Collected data ::
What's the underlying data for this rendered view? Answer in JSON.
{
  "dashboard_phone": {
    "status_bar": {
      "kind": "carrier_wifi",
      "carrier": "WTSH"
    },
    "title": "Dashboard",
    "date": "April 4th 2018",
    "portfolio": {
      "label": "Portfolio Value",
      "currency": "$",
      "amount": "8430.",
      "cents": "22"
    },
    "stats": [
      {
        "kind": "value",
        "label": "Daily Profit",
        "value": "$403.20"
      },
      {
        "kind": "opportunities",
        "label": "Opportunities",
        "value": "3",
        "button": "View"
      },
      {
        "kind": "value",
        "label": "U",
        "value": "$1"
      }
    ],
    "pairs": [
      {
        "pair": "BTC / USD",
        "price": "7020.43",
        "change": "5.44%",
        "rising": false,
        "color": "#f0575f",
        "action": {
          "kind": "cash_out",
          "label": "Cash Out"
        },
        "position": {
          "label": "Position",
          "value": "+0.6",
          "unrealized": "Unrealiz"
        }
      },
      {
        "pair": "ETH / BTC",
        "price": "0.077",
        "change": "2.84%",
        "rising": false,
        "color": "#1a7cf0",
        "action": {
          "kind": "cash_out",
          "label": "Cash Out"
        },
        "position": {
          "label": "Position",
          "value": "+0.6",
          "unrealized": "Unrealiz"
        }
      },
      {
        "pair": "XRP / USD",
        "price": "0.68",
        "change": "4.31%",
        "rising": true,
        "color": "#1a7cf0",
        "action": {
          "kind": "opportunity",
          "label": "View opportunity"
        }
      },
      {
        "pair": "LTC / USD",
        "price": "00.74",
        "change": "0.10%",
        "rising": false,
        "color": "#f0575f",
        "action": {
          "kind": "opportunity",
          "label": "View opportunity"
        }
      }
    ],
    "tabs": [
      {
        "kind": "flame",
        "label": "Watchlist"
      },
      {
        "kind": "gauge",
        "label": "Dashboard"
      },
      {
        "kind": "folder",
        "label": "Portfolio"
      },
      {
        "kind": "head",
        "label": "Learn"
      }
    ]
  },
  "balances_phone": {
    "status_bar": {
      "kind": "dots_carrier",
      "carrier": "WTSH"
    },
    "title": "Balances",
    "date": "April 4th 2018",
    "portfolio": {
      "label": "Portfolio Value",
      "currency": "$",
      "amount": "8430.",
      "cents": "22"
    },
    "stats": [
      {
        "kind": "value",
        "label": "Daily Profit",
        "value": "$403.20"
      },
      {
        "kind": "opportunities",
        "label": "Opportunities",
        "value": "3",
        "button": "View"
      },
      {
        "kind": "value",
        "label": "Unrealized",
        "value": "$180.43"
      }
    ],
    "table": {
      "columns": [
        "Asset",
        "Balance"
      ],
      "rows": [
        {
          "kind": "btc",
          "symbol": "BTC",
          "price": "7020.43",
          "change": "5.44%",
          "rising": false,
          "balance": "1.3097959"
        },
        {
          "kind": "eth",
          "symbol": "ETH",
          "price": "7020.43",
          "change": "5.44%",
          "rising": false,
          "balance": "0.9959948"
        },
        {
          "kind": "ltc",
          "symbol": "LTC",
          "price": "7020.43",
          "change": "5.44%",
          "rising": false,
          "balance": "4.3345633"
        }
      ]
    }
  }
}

Your goal ::
In the material above, how many lines hold the word "change"? Say only the number.

Exercise output ::
7